Excerpt to read:
Q What steps are service providers like Alter Domus taking in AI?

We believe that before any concrete actions are taken in AI development, governance issues have to be addressed. Protecting both our clients’ data and business at large as well as our own is of the utmost importance.

It’s best practice to have a formal and mature intake process for AI ap­plications and a multidisciplinary panel that considers and prioritizes oppor­tunities for the business, as well as any implementation guardrails and cy­ber-security considerations. That panel should include representatives of tech­nology, business, regulatory compliance and HR. Putting that disciplined collec­tive effort into mitigating risks like data leaks or data breaches is essential.

The other element of this is the technology itself. The way a company like Alter Domus approaches that is with a platform construct. Instead of focusing on underlying infrastructure (such as GPUs), we chose to partner with cloud providers that offer robust ‘out of the box’ solutions that enable us to experiment, validate, and deploy AI solutions with little friction. Leverag­ing our partners that have robust end-to-end services that aggregate versus trained or partially trained algorithms is a smarter method for us.

For example, we have a relationship set up with AWS using some of their services, such as SageMaker and Bed­rock, which deliver pre-packaged plat­forms of large language models. That is central to our strategy because we get immediate access to enhanced technol­ogy and capabilities.

One of the ways we approach AI gov­ernance is to consider use cases in three buckets: ready-made solutions we can buy (such as co-pilots that can be easily integrated into our workspace produc­tivity tools); capabilities and tools, built by Alter Domus, that enhance the effi­cacy of our employees’ service delivery to clients; and AI capabilities embedded into products, delivering sophisticated analytical capabilities and meaningful insights to our clients.

Q Why is private credit a particular area of focus, and what advances are being made there?

We feel the private credit space really lends itself to the last two of those three categories. There are tens of millions of unstructured documents and data sources in private credit, with many in PDF, Excel or even fax format.

We have a product called Digitize that processes 30 million documents, extracting, classifying, and incorporat­ing content into client-facing products. Then it becomes easier to use genera­tive AI and the analysis of that data re­quires less human input, leading to bet­ter outcomes, faster turnaround times and cost savings for clients.

(Dataset entries)

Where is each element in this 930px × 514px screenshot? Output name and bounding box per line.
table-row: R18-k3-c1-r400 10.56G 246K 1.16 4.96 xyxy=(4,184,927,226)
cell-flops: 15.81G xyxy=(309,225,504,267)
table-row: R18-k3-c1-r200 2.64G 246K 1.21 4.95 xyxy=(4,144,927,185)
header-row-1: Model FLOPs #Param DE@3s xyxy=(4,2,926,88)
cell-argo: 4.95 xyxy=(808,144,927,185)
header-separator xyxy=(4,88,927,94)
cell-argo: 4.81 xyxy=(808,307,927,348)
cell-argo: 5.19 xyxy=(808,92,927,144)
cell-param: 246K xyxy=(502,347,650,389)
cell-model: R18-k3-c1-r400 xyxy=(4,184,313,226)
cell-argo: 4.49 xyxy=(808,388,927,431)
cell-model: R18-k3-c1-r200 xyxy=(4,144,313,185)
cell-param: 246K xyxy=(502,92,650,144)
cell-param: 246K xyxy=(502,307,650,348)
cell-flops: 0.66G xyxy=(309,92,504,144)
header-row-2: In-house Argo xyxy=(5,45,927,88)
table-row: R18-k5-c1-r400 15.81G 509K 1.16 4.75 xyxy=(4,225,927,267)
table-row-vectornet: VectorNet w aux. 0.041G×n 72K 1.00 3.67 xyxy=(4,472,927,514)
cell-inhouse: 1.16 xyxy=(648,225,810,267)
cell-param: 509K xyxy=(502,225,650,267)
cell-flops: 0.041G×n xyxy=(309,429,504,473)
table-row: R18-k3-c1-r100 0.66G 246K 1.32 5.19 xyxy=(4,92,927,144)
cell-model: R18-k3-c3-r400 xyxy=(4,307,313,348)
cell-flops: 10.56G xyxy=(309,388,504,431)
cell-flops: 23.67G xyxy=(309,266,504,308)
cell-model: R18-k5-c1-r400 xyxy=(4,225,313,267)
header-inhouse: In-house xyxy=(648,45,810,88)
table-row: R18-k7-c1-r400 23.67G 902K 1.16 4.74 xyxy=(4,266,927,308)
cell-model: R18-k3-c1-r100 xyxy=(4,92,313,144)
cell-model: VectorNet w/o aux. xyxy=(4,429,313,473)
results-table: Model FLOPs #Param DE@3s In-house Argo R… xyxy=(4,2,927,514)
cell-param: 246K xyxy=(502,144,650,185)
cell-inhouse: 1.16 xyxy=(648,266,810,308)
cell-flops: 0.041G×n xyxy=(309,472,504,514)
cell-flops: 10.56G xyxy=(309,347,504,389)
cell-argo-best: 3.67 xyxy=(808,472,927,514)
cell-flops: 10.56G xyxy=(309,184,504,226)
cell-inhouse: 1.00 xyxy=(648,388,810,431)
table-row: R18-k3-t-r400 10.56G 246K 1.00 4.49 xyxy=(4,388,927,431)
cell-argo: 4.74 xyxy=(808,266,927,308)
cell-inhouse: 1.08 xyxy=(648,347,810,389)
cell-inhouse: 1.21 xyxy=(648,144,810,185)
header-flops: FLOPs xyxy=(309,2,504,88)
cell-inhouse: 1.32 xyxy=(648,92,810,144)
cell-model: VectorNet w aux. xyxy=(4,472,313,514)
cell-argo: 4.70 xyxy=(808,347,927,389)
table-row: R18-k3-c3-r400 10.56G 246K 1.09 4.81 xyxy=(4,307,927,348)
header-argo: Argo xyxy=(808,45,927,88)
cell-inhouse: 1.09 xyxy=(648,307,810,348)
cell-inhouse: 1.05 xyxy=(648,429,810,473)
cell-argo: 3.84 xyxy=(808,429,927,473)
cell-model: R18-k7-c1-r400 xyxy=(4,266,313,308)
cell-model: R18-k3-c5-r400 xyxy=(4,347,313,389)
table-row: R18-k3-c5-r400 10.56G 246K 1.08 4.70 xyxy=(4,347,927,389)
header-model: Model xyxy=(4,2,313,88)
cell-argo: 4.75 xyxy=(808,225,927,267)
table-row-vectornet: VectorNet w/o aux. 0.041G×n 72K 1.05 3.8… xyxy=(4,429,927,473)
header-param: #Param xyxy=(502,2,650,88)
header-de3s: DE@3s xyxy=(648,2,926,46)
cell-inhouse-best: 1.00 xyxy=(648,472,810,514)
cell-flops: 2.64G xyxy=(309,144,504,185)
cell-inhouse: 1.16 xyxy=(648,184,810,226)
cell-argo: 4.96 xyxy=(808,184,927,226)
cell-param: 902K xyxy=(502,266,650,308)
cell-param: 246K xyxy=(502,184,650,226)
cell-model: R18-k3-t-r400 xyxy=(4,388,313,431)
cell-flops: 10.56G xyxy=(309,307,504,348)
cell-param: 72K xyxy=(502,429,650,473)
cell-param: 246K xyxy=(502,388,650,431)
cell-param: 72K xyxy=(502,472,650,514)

What is required: Continue the interview on Alter Domus and AI from the point where it stops.

Result for this task:
Q Is AI replacing humans in the use cases you see?

I think for the foreseeable future, AI is about creating substantially better tools for humans to use, but we still need hu­mans. Instead of using manual tools to deliver outputs, you can speed up processes and get more reliable results using AI, and that is more rewarding work for the humans involved.

For now, we still need humans to oversee those processes, to check that AI is working properly, which means there is an upskilling opportunity and AI is simply taking away the more mundane elements of tasks. In the longer-term, AI will free our teams to focus on more strategic areas of work.

Q What do you expect to be the most exciting developments in this area in the near future?

We are focused on building out our data and analytics business as a com­prehensive data platform making use of AI capabilities. That will take data from various siloes and make it available in a very secure and compliant way for our clients. We plan to employ AI to enable the data platform to deliver actionable insights and new analytical capabilities for our clients.

The key element in all of this is that you have to ‘feed the machine’: AI needs data to really learn and operate in the most effective way, and we sit on a treasure trove of data. We make cer­tain to prioritize the use cases that will have a beneficial impact on our clients. We want to give them more visibility into their funds than they have ever had before, allowing them to make faster and better formed decisions.